• **Element position data**

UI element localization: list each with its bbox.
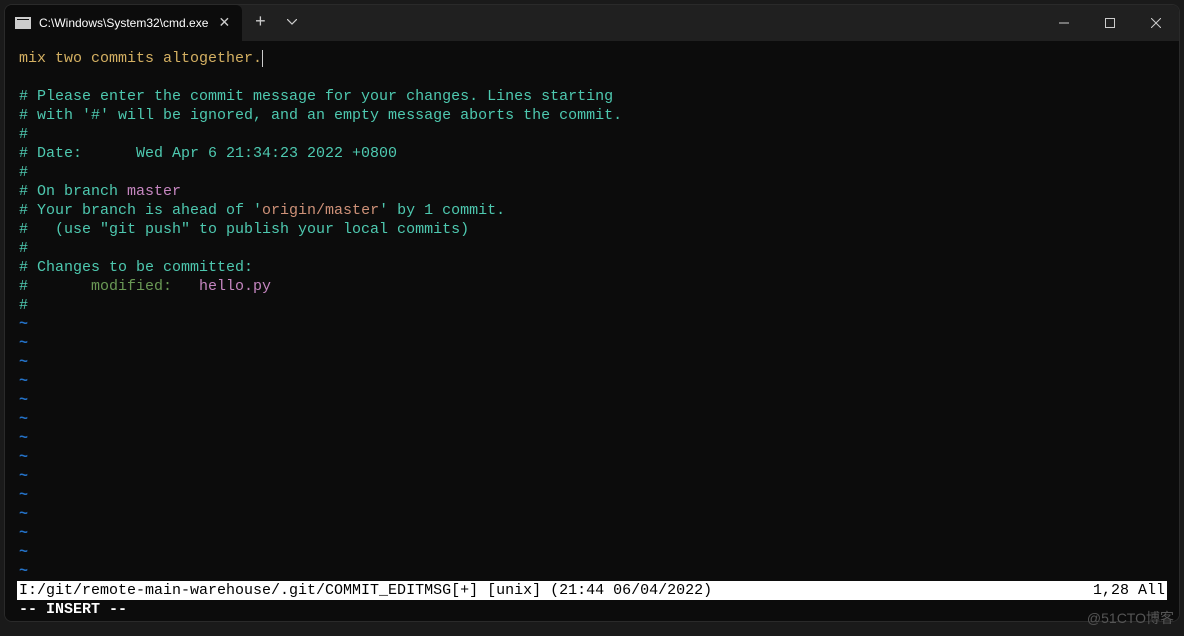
remote-name: origin/master <box>262 202 379 219</box>
comment-line: # <box>19 164 28 181</box>
comment-ahead-prefix: # Your branch is ahead of ' <box>19 202 262 219</box>
empty-line-tilde: ~ <box>19 335 28 352</box>
comment-line: # Please enter the commit message for yo… <box>19 88 613 105</box>
status-position: 1,28 All <box>1093 581 1165 600</box>
comment-line: # <box>19 297 28 314</box>
tab-title: C:\Windows\System32\cmd.exe <box>39 16 208 30</box>
empty-line-tilde: ~ <box>19 354 28 371</box>
vim-status-line: I:/git/remote-main-warehouse/.git/COMMIT… <box>17 581 1167 600</box>
status-file-info: I:/git/remote-main-warehouse/.git/COMMIT… <box>19 581 712 600</box>
comment-date: # Date: Wed Apr 6 21:34:23 2022 +0800 <box>19 145 397 162</box>
minimize-button[interactable] <box>1041 5 1087 41</box>
empty-line-tilde: ~ <box>19 487 28 504</box>
terminal-body[interactable]: mix two commits altogether. # Please ent… <box>5 41 1179 621</box>
comment-changes-header: # Changes to be committed: <box>19 259 253 276</box>
comment-line: # with '#' will be ignored, and an empty… <box>19 107 622 124</box>
modified-filename: hello.py <box>199 278 271 295</box>
empty-line-tilde: ~ <box>19 563 28 580</box>
comment-ahead-suffix: ' by 1 commit. <box>379 202 505 219</box>
editor-content[interactable]: mix two commits altogether. # Please ent… <box>19 49 1165 619</box>
tab-area: C:\Windows\System32\cmd.exe ✕ + <box>5 5 306 41</box>
new-tab-button[interactable]: + <box>242 13 278 33</box>
titlebar: C:\Windows\System32\cmd.exe ✕ + <box>5 5 1179 41</box>
cmd-icon <box>15 17 31 29</box>
empty-line-tilde: ~ <box>19 468 28 485</box>
close-tab-button[interactable]: ✕ <box>216 15 232 32</box>
empty-line-tilde: ~ <box>19 392 28 409</box>
terminal-tab[interactable]: C:\Windows\System32\cmd.exe ✕ <box>5 5 242 41</box>
comment-push-hint: # (use "git push" to publish your local … <box>19 221 469 238</box>
tab-dropdown-button[interactable] <box>278 17 306 29</box>
maximize-button[interactable] <box>1087 5 1133 41</box>
scrollbar[interactable] <box>1170 44 1178 622</box>
text-cursor <box>262 50 263 67</box>
comment-branch-prefix: # On branch <box>19 183 127 200</box>
empty-line-tilde: ~ <box>19 544 28 561</box>
comment-line: # <box>19 240 28 257</box>
empty-line-tilde: ~ <box>19 506 28 523</box>
window-controls <box>1041 5 1179 41</box>
branch-name: master <box>127 183 181 200</box>
empty-line-tilde: ~ <box>19 449 28 466</box>
empty-line-tilde: ~ <box>19 316 28 333</box>
commit-message-text: mix two commits altogether. <box>19 50 262 67</box>
terminal-window: C:\Windows\System32\cmd.exe ✕ + mix two … <box>4 4 1180 622</box>
empty-line-tilde: ~ <box>19 430 28 447</box>
comment-line: # <box>19 126 28 143</box>
comment-modified-prefix: # <box>19 278 91 295</box>
close-window-button[interactable] <box>1133 5 1179 41</box>
vim-mode-line: -- INSERT -- <box>19 601 127 618</box>
empty-line-tilde: ~ <box>19 411 28 428</box>
empty-line-tilde: ~ <box>19 525 28 542</box>
watermark: @51CTO博客 <box>1087 608 1174 628</box>
modified-label: modified: <box>91 278 199 295</box>
empty-line-tilde: ~ <box>19 373 28 390</box>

• **What to do**
Copy out every row above word for word, leaving out the pictures.

• **Result**
UI element localization: list each with its bbox.
remote-name: origin/master <box>262 202 379 219</box>
comment-line: # <box>19 164 28 181</box>
comment-ahead-prefix: # Your branch is ahead of ' <box>19 202 262 219</box>
empty-line-tilde: ~ <box>19 335 28 352</box>
comment-line: # Please enter the commit message for yo… <box>19 88 613 105</box>
status-position: 1,28 All <box>1093 581 1165 600</box>
comment-line: # <box>19 297 28 314</box>
tab-title: C:\Windows\System32\cmd.exe <box>39 16 208 30</box>
empty-line-tilde: ~ <box>19 354 28 371</box>
vim-status-line: I:/git/remote-main-warehouse/.git/COMMIT… <box>17 581 1167 600</box>
status-file-info: I:/git/remote-main-warehouse/.git/COMMIT… <box>19 581 712 600</box>
comment-date: # Date: Wed Apr 6 21:34:23 2022 +0800 <box>19 145 397 162</box>
minimize-button[interactable] <box>1041 5 1087 41</box>
empty-line-tilde: ~ <box>19 487 28 504</box>
terminal-body[interactable]: mix two commits altogether. # Please ent… <box>5 41 1179 621</box>
comment-changes-header: # Changes to be committed: <box>19 259 253 276</box>
comment-line: # with '#' will be ignored, and an empty… <box>19 107 622 124</box>
modified-filename: hello.py <box>199 278 271 295</box>
empty-line-tilde: ~ <box>19 563 28 580</box>
comment-ahead-suffix: ' by 1 commit. <box>379 202 505 219</box>
editor-content[interactable]: mix two commits altogether. # Please ent… <box>19 49 1165 619</box>
tab-area: C:\Windows\System32\cmd.exe ✕ + <box>5 5 306 41</box>
new-tab-button[interactable]: + <box>242 13 278 33</box>
titlebar: C:\Windows\System32\cmd.exe ✕ + <box>5 5 1179 41</box>
cmd-icon <box>15 17 31 29</box>
empty-line-tilde: ~ <box>19 468 28 485</box>
close-tab-button[interactable]: ✕ <box>216 15 232 32</box>
empty-line-tilde: ~ <box>19 392 28 409</box>
terminal-tab[interactable]: C:\Windows\System32\cmd.exe ✕ <box>5 5 242 41</box>
comment-push-hint: # (use "git push" to publish your local … <box>19 221 469 238</box>
tab-dropdown-button[interactable] <box>278 17 306 29</box>
maximize-button[interactable] <box>1087 5 1133 41</box>
scrollbar[interactable] <box>1170 44 1178 622</box>
text-cursor <box>262 50 263 67</box>
comment-branch-prefix: # On branch <box>19 183 127 200</box>
empty-line-tilde: ~ <box>19 544 28 561</box>
comment-line: # <box>19 240 28 257</box>
empty-line-tilde: ~ <box>19 506 28 523</box>
window-controls <box>1041 5 1179 41</box>
branch-name: master <box>127 183 181 200</box>
empty-line-tilde: ~ <box>19 449 28 466</box>
empty-line-tilde: ~ <box>19 316 28 333</box>
commit-message-text: mix two commits altogether. <box>19 50 262 67</box>
terminal-window: C:\Windows\System32\cmd.exe ✕ + mix two … <box>4 4 1180 622</box>
empty-line-tilde: ~ <box>19 430 28 447</box>
comment-line: # <box>19 126 28 143</box>
comment-modified-prefix: # <box>19 278 91 295</box>
close-window-button[interactable] <box>1133 5 1179 41</box>
vim-mode-line: -- INSERT -- <box>19 601 127 618</box>
empty-line-tilde: ~ <box>19 411 28 428</box>
empty-line-tilde: ~ <box>19 525 28 542</box>
watermark: @51CTO博客 <box>1087 608 1174 628</box>
modified-label: modified: <box>91 278 199 295</box>
empty-line-tilde: ~ <box>19 373 28 390</box>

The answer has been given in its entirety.